• **TASK INSTRUCTIONS**
Give only the number of lines in the data that contain the word "территорию".

++++ PROVIDED RECORDS

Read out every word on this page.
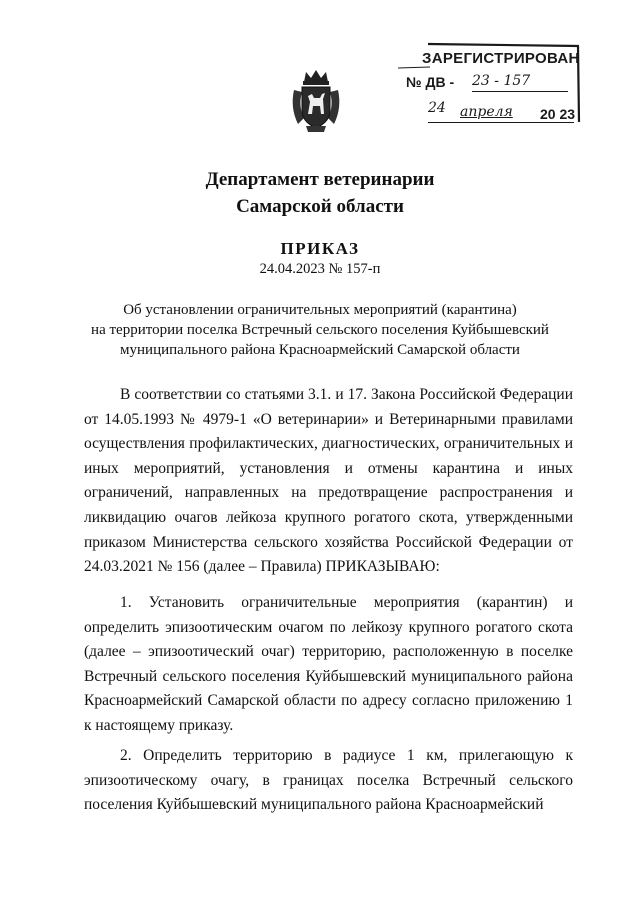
ЗАРЕГИСТРИРОВАН
№ ДВ - 23 - 157
24 апреля 20 23
Департамент ветеринарии
Самарской области
ПРИКАЗ
24.04.2023 № 157-п
Об установлении ограничительных мероприятий (карантина)
на территории поселка Встречный сельского поселения Куйбышевский
муниципального района Красноармейский Самарской области
В соответствии со статьями 3.1. и 17. Закона Российской Федерации от 14.05.1993 № 4979-1 «О ветеринарии» и Ветеринарными правилами осуществления профилактических, диагностических, ограничительных и иных мероприятий, установления и отмены карантина и иных ограничений, направленных на предотвращение распространения и ликвидацию очагов лейкоза крупного рогатого скота, утвержденными приказом Министерства сельского хозяйства Российской Федерации от 24.03.2021 № 156 (далее – Правила) ПРИКАЗЫВАЮ:
1. Установить ограничительные мероприятия (карантин) и определить эпизоотическим очагом по лейкозу крупного рогатого скота (далее – эпизоотический очаг) территорию, расположенную в поселке Встречный сельского поселения Куйбышевский муниципального района Красноармейский Самарской области по адресу согласно приложению 1 к настоящему приказу.
2. Определить территорию в радиусе 1 км, прилегающую к эпизоотическому очагу, в границах поселка Встречный сельского поселения Куйбышевский муниципального района Красноармейский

++++++++

• **RIGHT ANSWER**
2